→ **Requirements**
Word for word, transcribe every line from the one holding "What data populates" through the end of the records, but not the pictures.

→ **Working data**
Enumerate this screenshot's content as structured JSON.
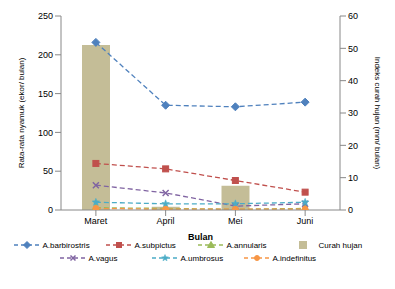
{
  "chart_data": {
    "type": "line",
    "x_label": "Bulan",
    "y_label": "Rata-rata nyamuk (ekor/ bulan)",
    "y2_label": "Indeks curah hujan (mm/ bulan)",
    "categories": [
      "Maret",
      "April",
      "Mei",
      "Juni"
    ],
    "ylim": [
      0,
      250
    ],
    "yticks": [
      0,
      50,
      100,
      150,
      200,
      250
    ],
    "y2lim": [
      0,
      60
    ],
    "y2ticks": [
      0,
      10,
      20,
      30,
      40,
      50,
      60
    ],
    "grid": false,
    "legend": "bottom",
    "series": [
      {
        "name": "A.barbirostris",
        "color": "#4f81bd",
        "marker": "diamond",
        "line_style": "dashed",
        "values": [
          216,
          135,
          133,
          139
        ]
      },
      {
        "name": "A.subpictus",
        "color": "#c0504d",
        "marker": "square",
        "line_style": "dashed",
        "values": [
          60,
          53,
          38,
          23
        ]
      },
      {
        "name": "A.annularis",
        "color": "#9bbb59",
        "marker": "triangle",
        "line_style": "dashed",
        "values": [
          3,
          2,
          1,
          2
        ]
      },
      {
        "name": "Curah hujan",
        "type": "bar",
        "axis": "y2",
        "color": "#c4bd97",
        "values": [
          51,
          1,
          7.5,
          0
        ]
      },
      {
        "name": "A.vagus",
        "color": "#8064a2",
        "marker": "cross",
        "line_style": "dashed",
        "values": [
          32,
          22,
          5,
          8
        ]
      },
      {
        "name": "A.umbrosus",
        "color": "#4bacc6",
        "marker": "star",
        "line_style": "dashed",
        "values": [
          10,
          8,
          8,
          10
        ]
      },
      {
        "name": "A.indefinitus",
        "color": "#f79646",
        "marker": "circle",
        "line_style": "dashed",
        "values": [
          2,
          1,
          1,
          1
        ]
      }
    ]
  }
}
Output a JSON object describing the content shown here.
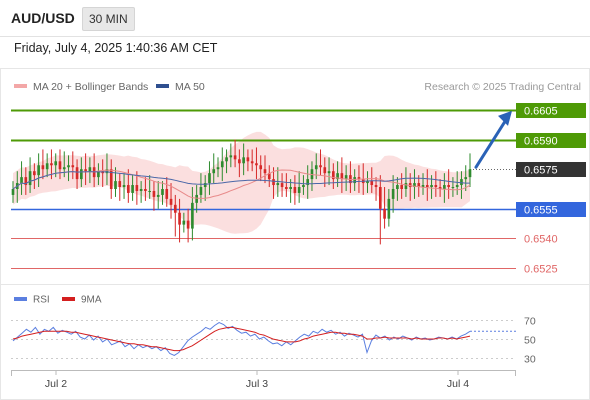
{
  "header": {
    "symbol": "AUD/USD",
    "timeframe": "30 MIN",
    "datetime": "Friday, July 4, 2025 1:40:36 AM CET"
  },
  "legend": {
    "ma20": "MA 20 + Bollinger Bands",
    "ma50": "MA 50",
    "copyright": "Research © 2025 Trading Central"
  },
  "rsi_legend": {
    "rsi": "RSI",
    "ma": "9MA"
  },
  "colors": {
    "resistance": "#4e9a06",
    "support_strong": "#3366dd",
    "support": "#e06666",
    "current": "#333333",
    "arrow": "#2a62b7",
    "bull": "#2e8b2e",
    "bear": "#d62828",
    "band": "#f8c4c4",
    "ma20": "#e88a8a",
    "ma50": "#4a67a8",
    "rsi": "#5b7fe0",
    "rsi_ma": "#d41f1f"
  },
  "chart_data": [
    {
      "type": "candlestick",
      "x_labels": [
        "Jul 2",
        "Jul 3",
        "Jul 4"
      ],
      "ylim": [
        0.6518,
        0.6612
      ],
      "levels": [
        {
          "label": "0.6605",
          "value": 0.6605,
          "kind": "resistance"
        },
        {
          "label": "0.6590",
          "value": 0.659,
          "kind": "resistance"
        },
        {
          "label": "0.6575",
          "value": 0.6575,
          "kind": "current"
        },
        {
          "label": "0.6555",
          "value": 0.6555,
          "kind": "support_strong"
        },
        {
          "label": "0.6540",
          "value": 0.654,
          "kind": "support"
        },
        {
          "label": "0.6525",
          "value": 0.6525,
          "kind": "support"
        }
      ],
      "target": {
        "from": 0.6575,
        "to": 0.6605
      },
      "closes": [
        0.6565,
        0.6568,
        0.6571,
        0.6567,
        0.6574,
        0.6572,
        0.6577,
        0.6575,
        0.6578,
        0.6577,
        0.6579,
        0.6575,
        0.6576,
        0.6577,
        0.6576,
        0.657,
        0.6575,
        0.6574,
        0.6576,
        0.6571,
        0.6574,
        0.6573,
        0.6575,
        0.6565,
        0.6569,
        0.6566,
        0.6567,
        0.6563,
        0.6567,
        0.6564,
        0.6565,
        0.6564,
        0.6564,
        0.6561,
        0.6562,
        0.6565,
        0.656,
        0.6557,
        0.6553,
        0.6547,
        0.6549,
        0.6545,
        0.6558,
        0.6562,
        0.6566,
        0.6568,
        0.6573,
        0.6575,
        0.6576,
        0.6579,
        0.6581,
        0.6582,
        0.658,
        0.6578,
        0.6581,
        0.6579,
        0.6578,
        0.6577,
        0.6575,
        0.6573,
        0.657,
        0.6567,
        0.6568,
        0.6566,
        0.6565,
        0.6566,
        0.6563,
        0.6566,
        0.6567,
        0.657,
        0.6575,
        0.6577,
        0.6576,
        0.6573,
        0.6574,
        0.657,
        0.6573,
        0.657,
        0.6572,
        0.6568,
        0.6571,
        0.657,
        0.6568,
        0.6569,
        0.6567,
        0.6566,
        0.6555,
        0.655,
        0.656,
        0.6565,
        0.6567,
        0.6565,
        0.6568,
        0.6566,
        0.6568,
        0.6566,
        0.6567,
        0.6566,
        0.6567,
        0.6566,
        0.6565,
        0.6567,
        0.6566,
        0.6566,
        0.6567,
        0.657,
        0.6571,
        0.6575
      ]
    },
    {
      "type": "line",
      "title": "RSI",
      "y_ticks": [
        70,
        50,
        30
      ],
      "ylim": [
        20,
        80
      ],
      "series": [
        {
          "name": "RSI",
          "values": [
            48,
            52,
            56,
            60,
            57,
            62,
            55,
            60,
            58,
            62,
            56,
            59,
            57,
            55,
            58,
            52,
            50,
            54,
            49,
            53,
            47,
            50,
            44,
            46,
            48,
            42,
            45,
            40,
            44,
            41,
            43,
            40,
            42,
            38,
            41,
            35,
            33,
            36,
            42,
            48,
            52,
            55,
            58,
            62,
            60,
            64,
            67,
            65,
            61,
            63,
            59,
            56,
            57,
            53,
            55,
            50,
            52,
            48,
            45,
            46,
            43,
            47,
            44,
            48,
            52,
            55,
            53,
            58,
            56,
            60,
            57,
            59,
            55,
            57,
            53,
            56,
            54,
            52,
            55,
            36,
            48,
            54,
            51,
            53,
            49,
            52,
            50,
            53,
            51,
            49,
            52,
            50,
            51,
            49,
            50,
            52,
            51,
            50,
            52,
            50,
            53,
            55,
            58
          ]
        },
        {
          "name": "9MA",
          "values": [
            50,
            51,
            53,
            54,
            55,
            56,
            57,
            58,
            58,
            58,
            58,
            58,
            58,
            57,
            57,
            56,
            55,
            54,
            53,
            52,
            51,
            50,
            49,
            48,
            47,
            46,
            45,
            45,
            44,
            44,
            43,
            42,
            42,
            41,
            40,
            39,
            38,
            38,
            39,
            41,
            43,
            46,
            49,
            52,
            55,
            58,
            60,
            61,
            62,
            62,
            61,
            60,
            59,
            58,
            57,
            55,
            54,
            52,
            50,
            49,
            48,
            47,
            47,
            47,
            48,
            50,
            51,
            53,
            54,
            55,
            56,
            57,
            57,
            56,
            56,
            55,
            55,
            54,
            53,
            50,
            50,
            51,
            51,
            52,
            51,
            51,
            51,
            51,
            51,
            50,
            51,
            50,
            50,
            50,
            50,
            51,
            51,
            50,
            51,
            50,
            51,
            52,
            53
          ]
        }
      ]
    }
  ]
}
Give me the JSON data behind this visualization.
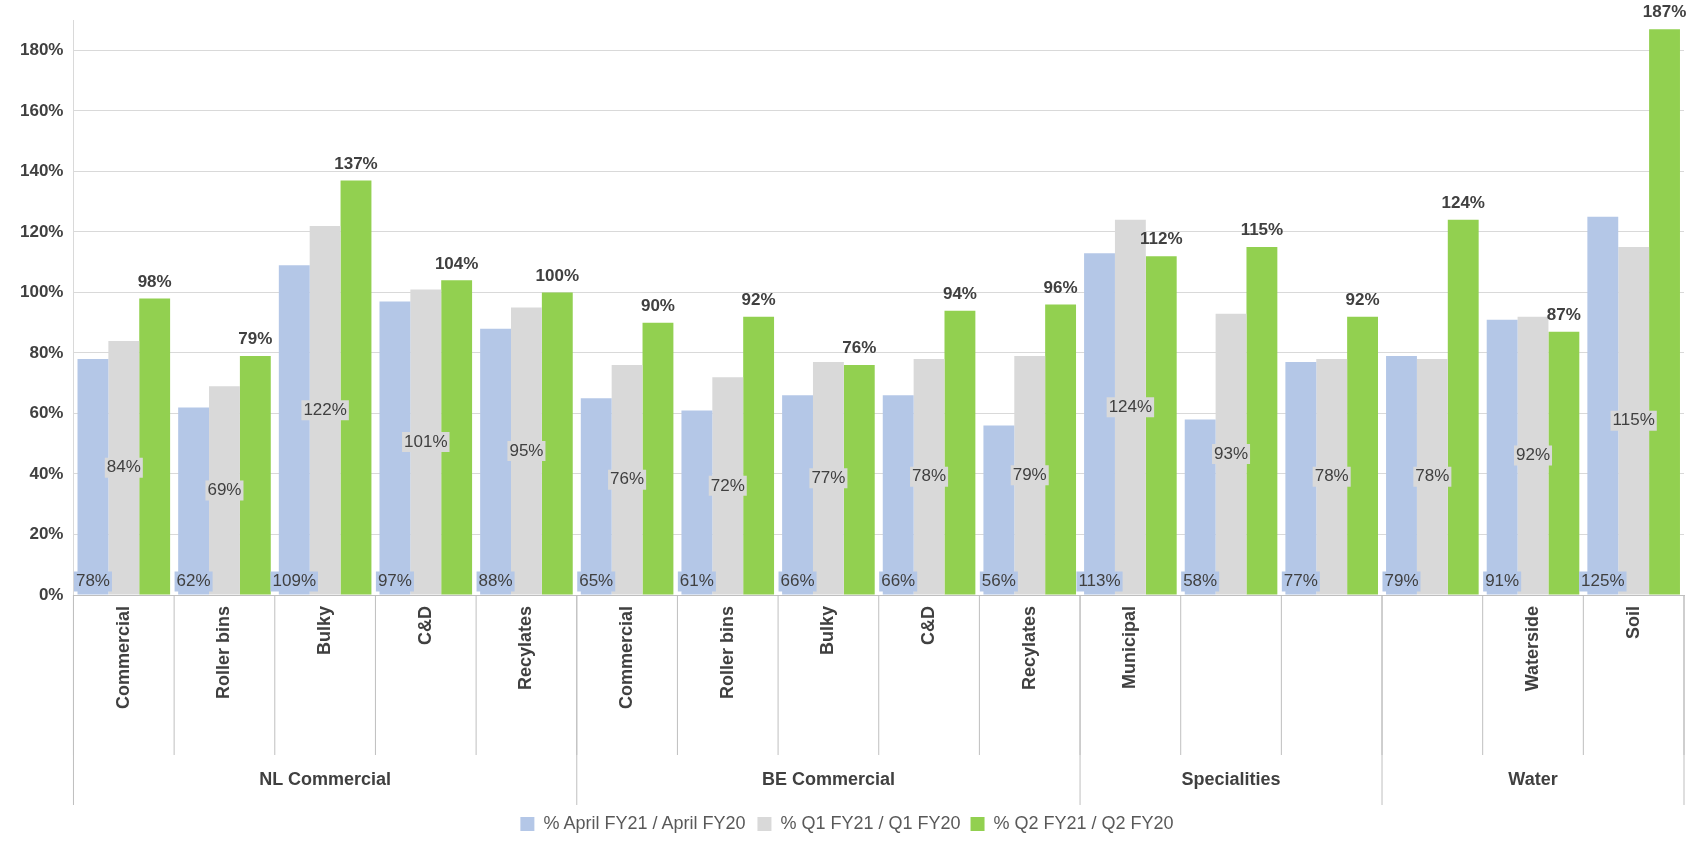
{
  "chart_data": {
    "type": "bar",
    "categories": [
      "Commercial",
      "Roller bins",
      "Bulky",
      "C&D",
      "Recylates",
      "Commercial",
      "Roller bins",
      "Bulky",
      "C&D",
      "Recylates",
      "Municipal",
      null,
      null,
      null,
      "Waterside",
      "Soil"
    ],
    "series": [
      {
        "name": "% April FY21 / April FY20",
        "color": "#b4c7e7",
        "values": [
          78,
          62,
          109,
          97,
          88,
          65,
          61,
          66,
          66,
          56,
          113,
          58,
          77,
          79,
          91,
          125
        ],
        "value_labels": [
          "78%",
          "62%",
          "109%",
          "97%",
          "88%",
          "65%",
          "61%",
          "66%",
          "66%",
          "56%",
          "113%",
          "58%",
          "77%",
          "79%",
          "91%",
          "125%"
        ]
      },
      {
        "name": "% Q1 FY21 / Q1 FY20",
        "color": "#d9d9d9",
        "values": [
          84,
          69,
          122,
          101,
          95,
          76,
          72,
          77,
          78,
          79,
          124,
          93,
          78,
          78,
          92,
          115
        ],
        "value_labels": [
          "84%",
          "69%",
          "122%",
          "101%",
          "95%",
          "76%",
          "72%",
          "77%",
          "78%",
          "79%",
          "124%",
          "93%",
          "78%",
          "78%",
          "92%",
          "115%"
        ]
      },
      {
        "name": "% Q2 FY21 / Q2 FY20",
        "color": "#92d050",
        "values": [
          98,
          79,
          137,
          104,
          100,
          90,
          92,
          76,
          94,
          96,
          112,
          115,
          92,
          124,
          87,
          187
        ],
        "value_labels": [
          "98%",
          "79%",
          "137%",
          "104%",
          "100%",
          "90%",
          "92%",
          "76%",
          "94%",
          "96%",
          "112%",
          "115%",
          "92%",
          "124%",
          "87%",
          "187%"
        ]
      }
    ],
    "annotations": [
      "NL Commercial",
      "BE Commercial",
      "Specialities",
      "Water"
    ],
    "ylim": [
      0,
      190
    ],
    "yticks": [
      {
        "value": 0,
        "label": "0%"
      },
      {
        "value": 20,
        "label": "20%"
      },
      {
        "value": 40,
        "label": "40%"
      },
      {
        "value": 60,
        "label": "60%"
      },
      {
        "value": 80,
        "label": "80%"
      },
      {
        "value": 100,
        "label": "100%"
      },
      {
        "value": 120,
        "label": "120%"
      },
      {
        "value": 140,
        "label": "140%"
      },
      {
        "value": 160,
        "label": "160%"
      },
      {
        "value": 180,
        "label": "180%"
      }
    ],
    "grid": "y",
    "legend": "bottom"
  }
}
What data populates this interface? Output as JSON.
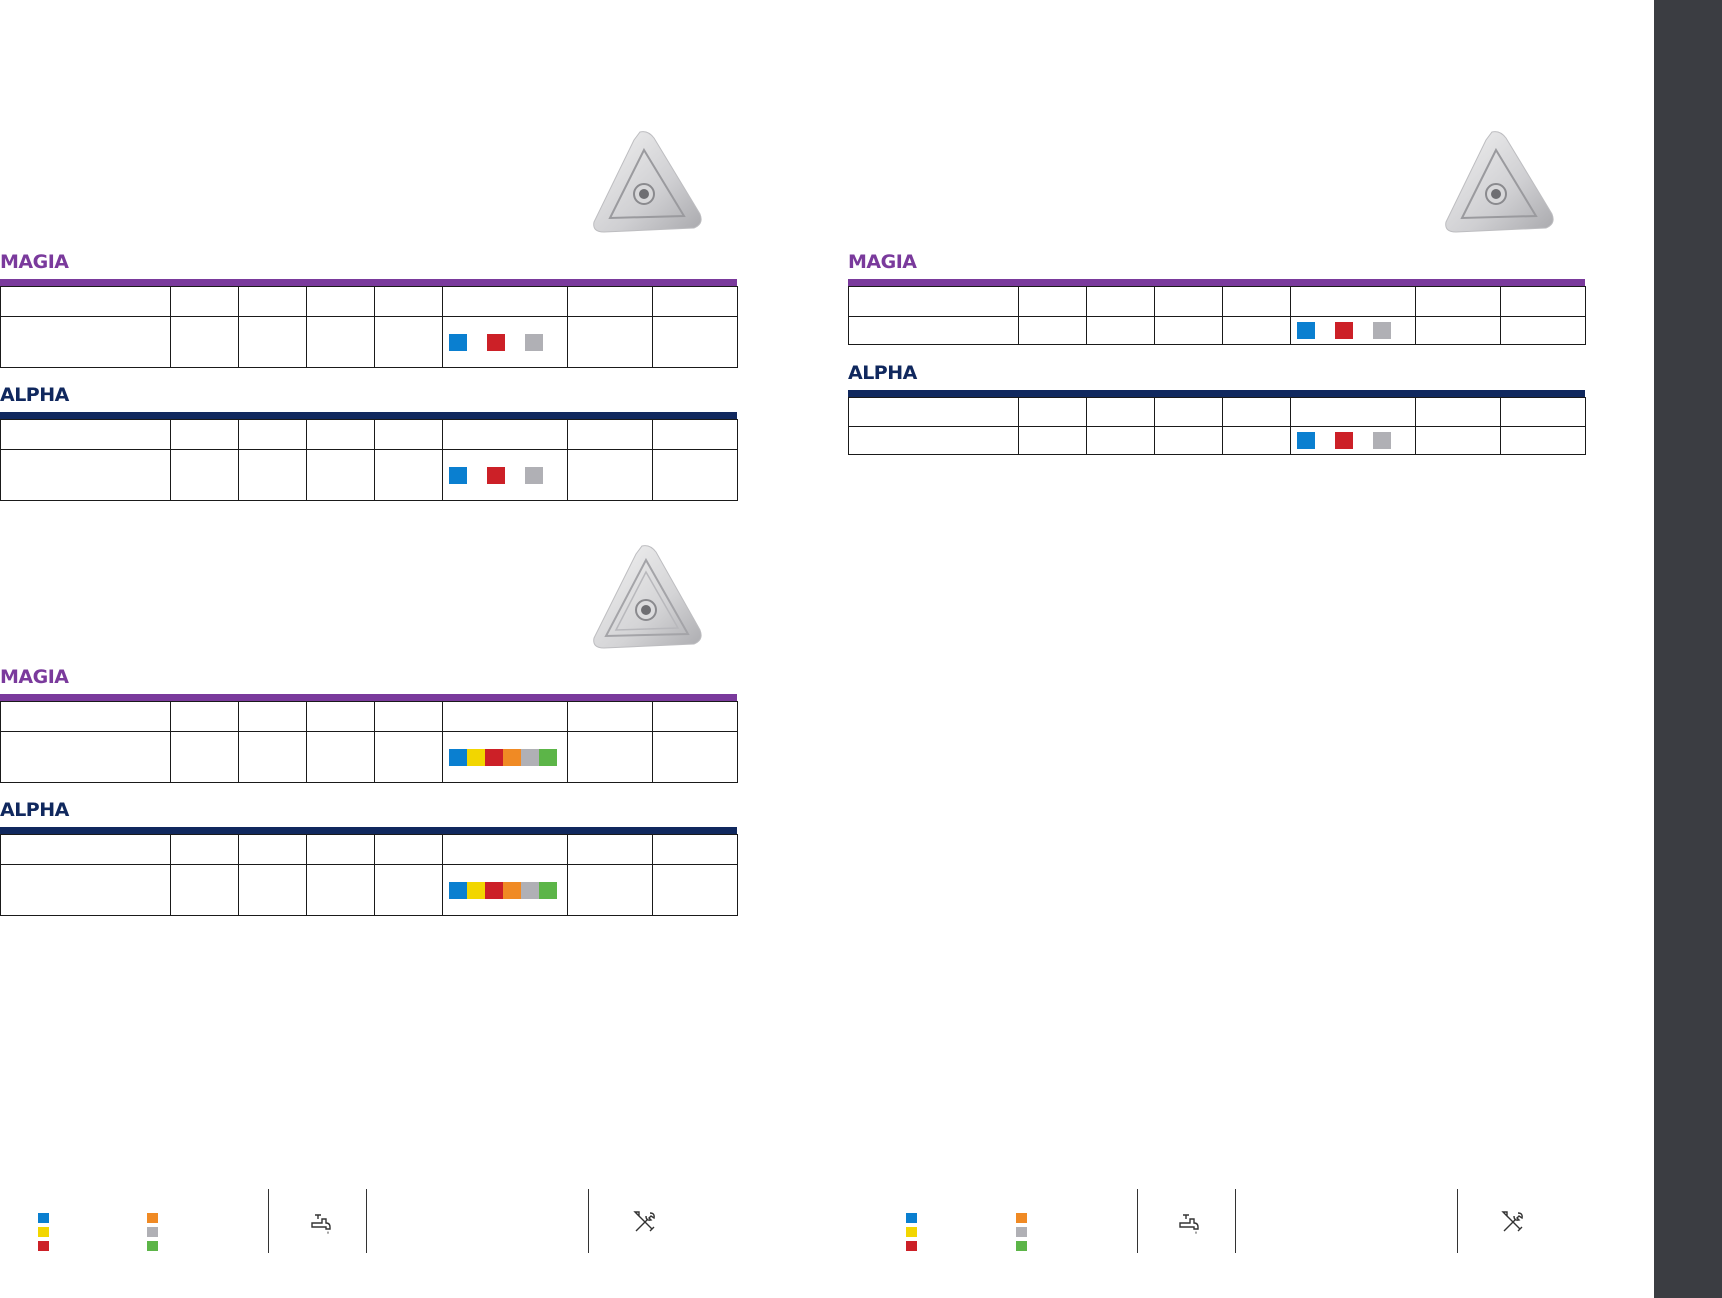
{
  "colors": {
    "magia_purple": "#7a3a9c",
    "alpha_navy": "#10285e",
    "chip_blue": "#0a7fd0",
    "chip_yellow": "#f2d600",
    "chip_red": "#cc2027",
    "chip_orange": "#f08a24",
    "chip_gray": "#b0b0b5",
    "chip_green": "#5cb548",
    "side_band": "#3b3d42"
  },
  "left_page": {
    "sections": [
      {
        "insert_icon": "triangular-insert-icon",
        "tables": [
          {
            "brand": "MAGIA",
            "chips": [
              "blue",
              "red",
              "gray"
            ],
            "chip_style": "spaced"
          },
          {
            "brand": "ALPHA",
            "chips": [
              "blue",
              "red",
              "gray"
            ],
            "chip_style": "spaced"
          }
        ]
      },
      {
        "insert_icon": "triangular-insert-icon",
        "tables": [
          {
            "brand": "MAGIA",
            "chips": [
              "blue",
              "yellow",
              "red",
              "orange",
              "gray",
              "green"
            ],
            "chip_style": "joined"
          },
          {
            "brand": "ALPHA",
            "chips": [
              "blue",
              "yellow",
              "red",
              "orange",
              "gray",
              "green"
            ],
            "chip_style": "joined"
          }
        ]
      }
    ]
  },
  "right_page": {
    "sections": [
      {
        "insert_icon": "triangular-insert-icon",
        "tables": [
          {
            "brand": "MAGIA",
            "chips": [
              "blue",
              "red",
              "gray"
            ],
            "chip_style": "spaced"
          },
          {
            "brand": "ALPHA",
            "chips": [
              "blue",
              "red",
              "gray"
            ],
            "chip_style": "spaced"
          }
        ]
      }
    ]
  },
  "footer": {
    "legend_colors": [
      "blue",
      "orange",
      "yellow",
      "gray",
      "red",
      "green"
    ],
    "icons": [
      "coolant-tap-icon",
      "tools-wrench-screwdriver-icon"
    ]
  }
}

→ **Answer to this exercise**
What data populates this interface? Output as JSON.
{
  "colors": {
    "magia_purple": "#7a3a9c",
    "alpha_navy": "#10285e",
    "chip_blue": "#0a7fd0",
    "chip_yellow": "#f2d600",
    "chip_red": "#cc2027",
    "chip_orange": "#f08a24",
    "chip_gray": "#b0b0b5",
    "chip_green": "#5cb548",
    "side_band": "#3b3d42"
  },
  "left_page": {
    "sections": [
      {
        "insert_icon": "triangular-insert-icon",
        "tables": [
          {
            "brand": "MAGIA",
            "chips": [
              "blue",
              "red",
              "gray"
            ],
            "chip_style": "spaced"
          },
          {
            "brand": "ALPHA",
            "chips": [
              "blue",
              "red",
              "gray"
            ],
            "chip_style": "spaced"
          }
        ]
      },
      {
        "insert_icon": "triangular-insert-icon",
        "tables": [
          {
            "brand": "MAGIA",
            "chips": [
              "blue",
              "yellow",
              "red",
              "orange",
              "gray",
              "green"
            ],
            "chip_style": "joined"
          },
          {
            "brand": "ALPHA",
            "chips": [
              "blue",
              "yellow",
              "red",
              "orange",
              "gray",
              "green"
            ],
            "chip_style": "joined"
          }
        ]
      }
    ]
  },
  "right_page": {
    "sections": [
      {
        "insert_icon": "triangular-insert-icon",
        "tables": [
          {
            "brand": "MAGIA",
            "chips": [
              "blue",
              "red",
              "gray"
            ],
            "chip_style": "spaced"
          },
          {
            "brand": "ALPHA",
            "chips": [
              "blue",
              "red",
              "gray"
            ],
            "chip_style": "spaced"
          }
        ]
      }
    ]
  },
  "footer": {
    "legend_colors": [
      "blue",
      "orange",
      "yellow",
      "gray",
      "red",
      "green"
    ],
    "icons": [
      "coolant-tap-icon",
      "tools-wrench-screwdriver-icon"
    ]
  }
}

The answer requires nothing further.